◆ WRITTEN PROBLEM
Reproduce every record below exactly as written, but leave out any pictures.

◆ THE DATA
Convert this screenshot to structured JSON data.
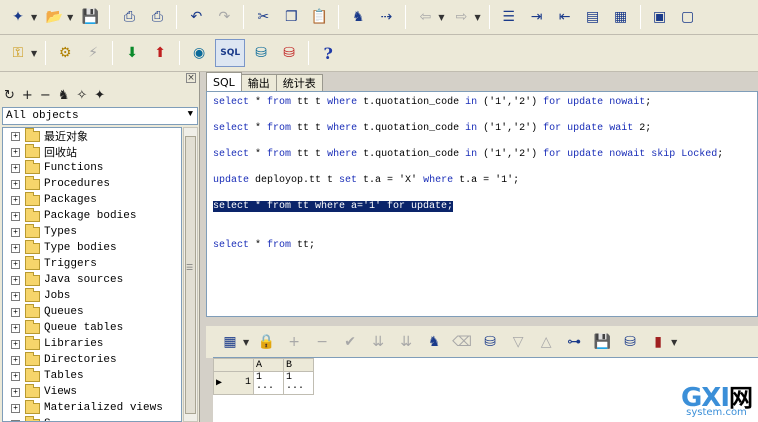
{
  "toolbar1": {
    "icons": [
      "new-icon",
      "open-icon",
      "save-icon",
      "print-icon",
      "print-preview-icon",
      "undo-icon",
      "redo-icon",
      "cut-icon",
      "copy-icon",
      "paste-icon",
      "find-icon",
      "find-next-icon",
      "back-icon",
      "forward-icon",
      "beautify-icon",
      "indent-icon",
      "unindent-icon",
      "comment-icon",
      "uncomment-icon",
      "execute-window-icon",
      "close-window-icon"
    ]
  },
  "toolbar2": {
    "icons": [
      "key-icon",
      "gear-icon",
      "break-icon",
      "export-icon",
      "import-icon",
      "session-icon",
      "sql-icon",
      "commit-icon",
      "rollback-icon",
      "help-icon"
    ],
    "help_label": "?"
  },
  "left_panel": {
    "tools": [
      "↻",
      "+",
      "−",
      "♞",
      "✧",
      "✦"
    ],
    "combo_value": "All objects",
    "tree_items": [
      "最近对象",
      "回收站",
      "Functions",
      "Procedures",
      "Packages",
      "Package bodies",
      "Types",
      "Type bodies",
      "Triggers",
      "Java sources",
      "Jobs",
      "Queues",
      "Queue tables",
      "Libraries",
      "Directories",
      "Tables",
      "Views",
      "Materialized views",
      "S..."
    ]
  },
  "tabs": [
    "SQL",
    "输出",
    "统计表"
  ],
  "editor": {
    "lines": [
      [
        {
          "t": "select",
          "k": 1
        },
        {
          "t": " * "
        },
        {
          "t": "from",
          "k": 1
        },
        {
          "t": " tt t "
        },
        {
          "t": "where",
          "k": 1
        },
        {
          "t": " t.quotation_code "
        },
        {
          "t": "in",
          "k": 1
        },
        {
          "t": " ('1','2') "
        },
        {
          "t": "for",
          "k": 1
        },
        {
          "t": " "
        },
        {
          "t": "update",
          "k": 1
        },
        {
          "t": " "
        },
        {
          "t": "nowait",
          "k": 1
        },
        {
          "t": ";"
        }
      ],
      [
        {
          "t": "select",
          "k": 1
        },
        {
          "t": " * "
        },
        {
          "t": "from",
          "k": 1
        },
        {
          "t": " tt t "
        },
        {
          "t": "where",
          "k": 1
        },
        {
          "t": " t.quotation_code "
        },
        {
          "t": "in",
          "k": 1
        },
        {
          "t": " ('1','2') "
        },
        {
          "t": "for",
          "k": 1
        },
        {
          "t": " "
        },
        {
          "t": "update",
          "k": 1
        },
        {
          "t": " "
        },
        {
          "t": "wait",
          "k": 1
        },
        {
          "t": " 2;"
        }
      ],
      [
        {
          "t": "select",
          "k": 1
        },
        {
          "t": " * "
        },
        {
          "t": "from",
          "k": 1
        },
        {
          "t": " tt t "
        },
        {
          "t": "where",
          "k": 1
        },
        {
          "t": " t.quotation_code "
        },
        {
          "t": "in",
          "k": 1
        },
        {
          "t": " ('1','2') "
        },
        {
          "t": "for",
          "k": 1
        },
        {
          "t": " "
        },
        {
          "t": "update",
          "k": 1
        },
        {
          "t": " "
        },
        {
          "t": "nowait",
          "k": 1
        },
        {
          "t": " "
        },
        {
          "t": "skip",
          "k": 1
        },
        {
          "t": " "
        },
        {
          "t": "Locked",
          "k": 1
        },
        {
          "t": ";"
        }
      ],
      [
        {
          "t": "update",
          "k": 1
        },
        {
          "t": " deployop.tt t "
        },
        {
          "t": "set",
          "k": 1
        },
        {
          "t": " t.a = 'X' "
        },
        {
          "t": "where",
          "k": 1
        },
        {
          "t": " t.a = '1';"
        }
      ],
      [
        {
          "t": "select * from tt where a='1' for update;",
          "s": 1
        }
      ],
      [
        {
          "t": "select",
          "k": 1
        },
        {
          "t": " * "
        },
        {
          "t": "from",
          "k": 1
        },
        {
          "t": " tt;"
        }
      ]
    ]
  },
  "result_toolbar": {
    "icons": [
      "grid-icon",
      "lock-icon",
      "add-record-icon",
      "delete-record-icon",
      "post-icon",
      "fetch-next-icon",
      "fetch-last-icon",
      "find-icon",
      "clear-icon",
      "export-icon",
      "prev-icon",
      "next-icon",
      "tree-icon",
      "save-icon",
      "query-icon",
      "chart-icon"
    ]
  },
  "result_grid": {
    "columns": [
      "A",
      "B"
    ],
    "rows": [
      {
        "marker": "▶",
        "num": "1",
        "cells": [
          "1 ···",
          "1 ···"
        ]
      }
    ]
  },
  "watermark": {
    "main": "GXI",
    "cn": "网",
    "sub": "system.com"
  }
}
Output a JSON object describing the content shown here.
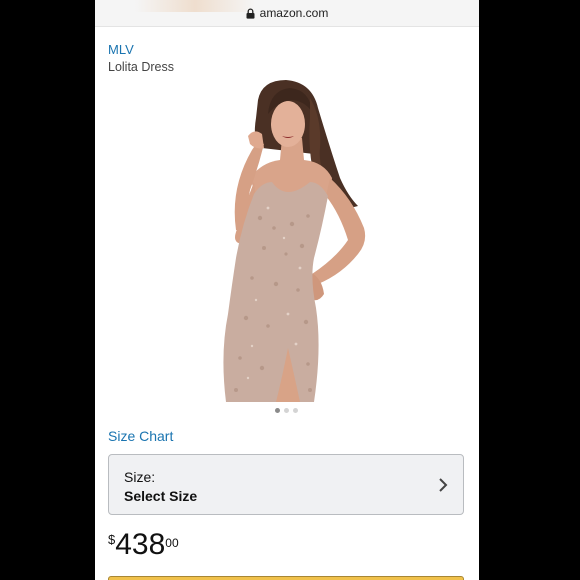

◆ ANSWER TO THE TASK
Convert this screenshot to structured JSON data.
{
  "toolbar1": {
    "icons": [
      "new-icon",
      "open-icon",
      "save-icon",
      "print-icon",
      "print-preview-icon",
      "undo-icon",
      "redo-icon",
      "cut-icon",
      "copy-icon",
      "paste-icon",
      "find-icon",
      "find-next-icon",
      "back-icon",
      "forward-icon",
      "beautify-icon",
      "indent-icon",
      "unindent-icon",
      "comment-icon",
      "uncomment-icon",
      "execute-window-icon",
      "close-window-icon"
    ]
  },
  "toolbar2": {
    "icons": [
      "key-icon",
      "gear-icon",
      "break-icon",
      "export-icon",
      "import-icon",
      "session-icon",
      "sql-icon",
      "commit-icon",
      "rollback-icon",
      "help-icon"
    ],
    "help_label": "?"
  },
  "left_panel": {
    "tools": [
      "↻",
      "+",
      "−",
      "♞",
      "✧",
      "✦"
    ],
    "combo_value": "All objects",
    "tree_items": [
      "最近对象",
      "回收站",
      "Functions",
      "Procedures",
      "Packages",
      "Package bodies",
      "Types",
      "Type bodies",
      "Triggers",
      "Java sources",
      "Jobs",
      "Queues",
      "Queue tables",
      "Libraries",
      "Directories",
      "Tables",
      "Views",
      "Materialized views",
      "S..."
    ]
  },
  "tabs": [
    "SQL",
    "输出",
    "统计表"
  ],
  "editor": {
    "lines": [
      [
        {
          "t": "select",
          "k": 1
        },
        {
          "t": " * "
        },
        {
          "t": "from",
          "k": 1
        },
        {
          "t": " tt t "
        },
        {
          "t": "where",
          "k": 1
        },
        {
          "t": " t.quotation_code "
        },
        {
          "t": "in",
          "k": 1
        },
        {
          "t": " ('1','2') "
        },
        {
          "t": "for",
          "k": 1
        },
        {
          "t": " "
        },
        {
          "t": "update",
          "k": 1
        },
        {
          "t": " "
        },
        {
          "t": "nowait",
          "k": 1
        },
        {
          "t": ";"
        }
      ],
      [
        {
          "t": "select",
          "k": 1
        },
        {
          "t": " * "
        },
        {
          "t": "from",
          "k": 1
        },
        {
          "t": " tt t "
        },
        {
          "t": "where",
          "k": 1
        },
        {
          "t": " t.quotation_code "
        },
        {
          "t": "in",
          "k": 1
        },
        {
          "t": " ('1','2') "
        },
        {
          "t": "for",
          "k": 1
        },
        {
          "t": " "
        },
        {
          "t": "update",
          "k": 1
        },
        {
          "t": " "
        },
        {
          "t": "wait",
          "k": 1
        },
        {
          "t": " 2;"
        }
      ],
      [
        {
          "t": "select",
          "k": 1
        },
        {
          "t": " * "
        },
        {
          "t": "from",
          "k": 1
        },
        {
          "t": " tt t "
        },
        {
          "t": "where",
          "k": 1
        },
        {
          "t": " t.quotation_code "
        },
        {
          "t": "in",
          "k": 1
        },
        {
          "t": " ('1','2') "
        },
        {
          "t": "for",
          "k": 1
        },
        {
          "t": " "
        },
        {
          "t": "update",
          "k": 1
        },
        {
          "t": " "
        },
        {
          "t": "nowait",
          "k": 1
        },
        {
          "t": " "
        },
        {
          "t": "skip",
          "k": 1
        },
        {
          "t": " "
        },
        {
          "t": "Locked",
          "k": 1
        },
        {
          "t": ";"
        }
      ],
      [
        {
          "t": "update",
          "k": 1
        },
        {
          "t": " deployop.tt t "
        },
        {
          "t": "set",
          "k": 1
        },
        {
          "t": " t.a = 'X' "
        },
        {
          "t": "where",
          "k": 1
        },
        {
          "t": " t.a = '1';"
        }
      ],
      [
        {
          "t": "select * from tt where a='1' for update;",
          "s": 1
        }
      ],
      [
        {
          "t": "select",
          "k": 1
        },
        {
          "t": " * "
        },
        {
          "t": "from",
          "k": 1
        },
        {
          "t": " tt;"
        }
      ]
    ]
  },
  "result_toolbar": {
    "icons": [
      "grid-icon",
      "lock-icon",
      "add-record-icon",
      "delete-record-icon",
      "post-icon",
      "fetch-next-icon",
      "fetch-last-icon",
      "find-icon",
      "clear-icon",
      "export-icon",
      "prev-icon",
      "next-icon",
      "tree-icon",
      "save-icon",
      "query-icon",
      "chart-icon"
    ]
  },
  "result_grid": {
    "columns": [
      "A",
      "B"
    ],
    "rows": [
      {
        "marker": "▶",
        "num": "1",
        "cells": [
          "1 ···",
          "1 ···"
        ]
      }
    ]
  },
  "watermark": {
    "main": "GXI",
    "cn": "网",
    "sub": "system.com"
  }
}
Output a JSON object describing the content shown here.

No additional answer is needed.